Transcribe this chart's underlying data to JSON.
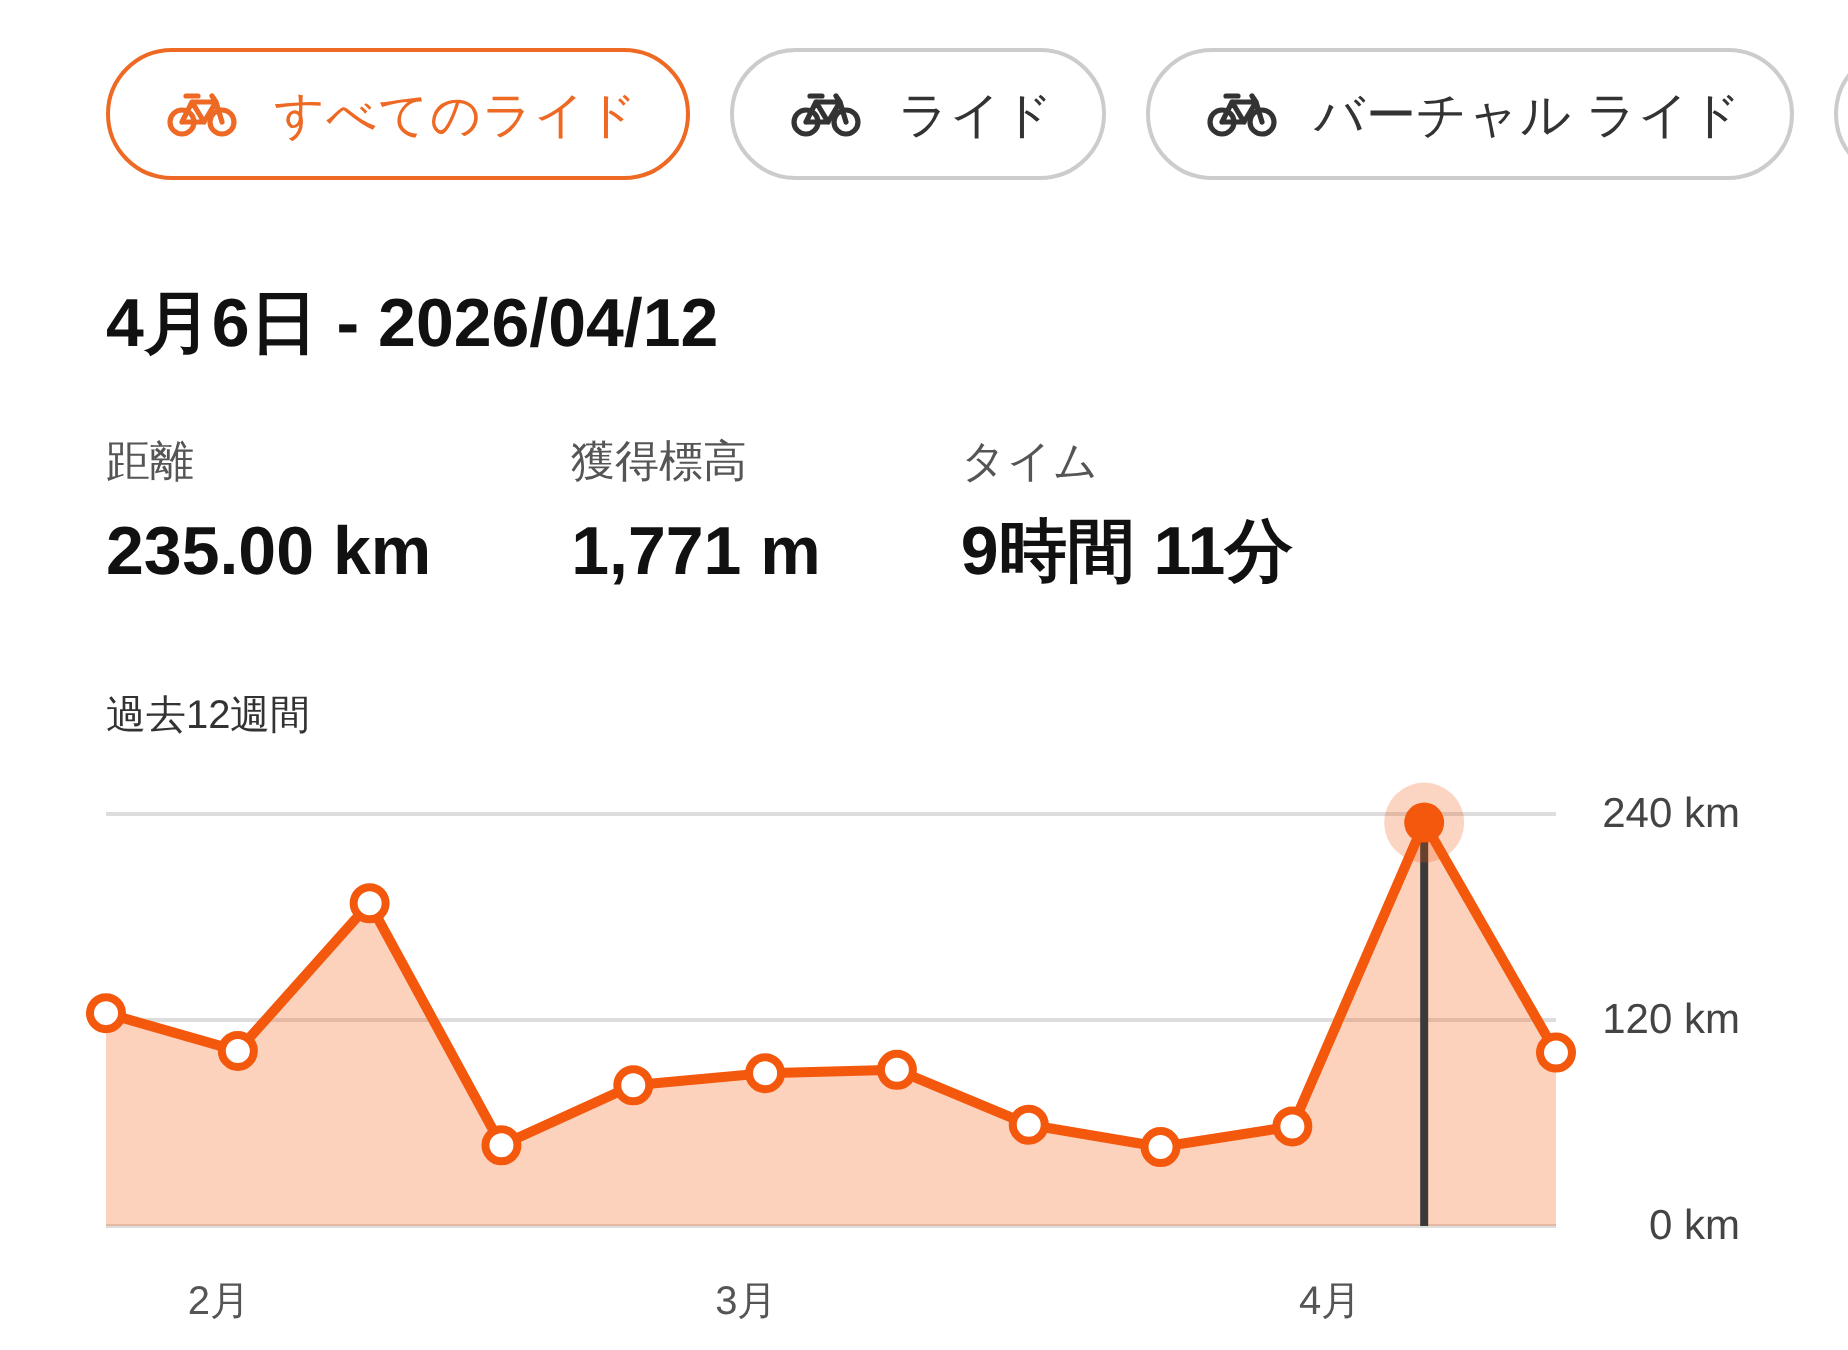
{
  "chart_data": [
    {
      "type": "other",
      "categories": [
        "すべてのライド",
        "ライド",
        "バーチャル ライド",
        null
      ],
      "colors": [
        "#ee6a24",
        "#cccccc",
        "#cccccc",
        "#cccccc"
      ]
    },
    {
      "type": "other",
      "title": "4月6日 - 2026/04/12",
      "annotations": [
        "距離",
        "235.00 km",
        "獲得標高",
        "1,771 m",
        "タイム",
        "9時間 11分"
      ]
    },
    {
      "type": "area",
      "title": "過去12週間",
      "x": [
        "2026-01-26",
        "2026-02-02",
        "2026-02-09",
        "2026-02-16",
        "2026-02-23",
        "2026-03-02",
        "2026-03-09",
        "2026-03-16",
        "2026-03-23",
        "2026-03-30",
        "2026-04-06",
        "2026-04-13"
      ],
      "values": [
        124,
        102,
        188,
        47,
        82,
        89,
        91,
        59,
        46,
        58,
        235,
        101
      ],
      "color": "#f4580c",
      "xlim": [
        "2026-01-26",
        "2026-04-13"
      ],
      "ylim": [
        0,
        240
      ],
      "xticks": [
        {
          "value": "2026-02-01",
          "label": "2月"
        },
        {
          "value": "2026-03-01",
          "label": "3月"
        },
        {
          "value": "2026-04-01",
          "label": "4月"
        }
      ],
      "yticks": [
        {
          "value": 0,
          "label": "0 km"
        },
        {
          "value": 120,
          "label": "120 km"
        },
        {
          "value": 240,
          "label": "240 km"
        }
      ],
      "grid": "y",
      "marker": "circle",
      "ref_lines": [
        {
          "axis": "x",
          "value": "2026-04-06",
          "color": "#3a3a3a"
        }
      ]
    }
  ]
}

++++++++

◆ Requirements: Set the data above down again exactly as given, with no pictures.

◆ Written answer:
Transcribe this chart's underlying data to JSON.
{
  "chart_data": [
    {
      "type": "other",
      "categories": [
        "すべてのライド",
        "ライド",
        "バーチャル ライド",
        null
      ],
      "colors": [
        "#ee6a24",
        "#cccccc",
        "#cccccc",
        "#cccccc"
      ]
    },
    {
      "type": "other",
      "title": "4月6日 - 2026/04/12",
      "annotations": [
        "距離",
        "235.00 km",
        "獲得標高",
        "1,771 m",
        "タイム",
        "9時間 11分"
      ]
    },
    {
      "type": "area",
      "title": "過去12週間",
      "x": [
        "2026-01-26",
        "2026-02-02",
        "2026-02-09",
        "2026-02-16",
        "2026-02-23",
        "2026-03-02",
        "2026-03-09",
        "2026-03-16",
        "2026-03-23",
        "2026-03-30",
        "2026-04-06",
        "2026-04-13"
      ],
      "values": [
        124,
        102,
        188,
        47,
        82,
        89,
        91,
        59,
        46,
        58,
        235,
        101
      ],
      "color": "#f4580c",
      "xlim": [
        "2026-01-26",
        "2026-04-13"
      ],
      "ylim": [
        0,
        240
      ],
      "xticks": [
        {
          "value": "2026-02-01",
          "label": "2月"
        },
        {
          "value": "2026-03-01",
          "label": "3月"
        },
        {
          "value": "2026-04-01",
          "label": "4月"
        }
      ],
      "yticks": [
        {
          "value": 0,
          "label": "0 km"
        },
        {
          "value": 120,
          "label": "120 km"
        },
        {
          "value": 240,
          "label": "240 km"
        }
      ],
      "grid": "y",
      "marker": "circle",
      "ref_lines": [
        {
          "axis": "x",
          "value": "2026-04-06",
          "color": "#3a3a3a"
        }
      ]
    }
  ]
}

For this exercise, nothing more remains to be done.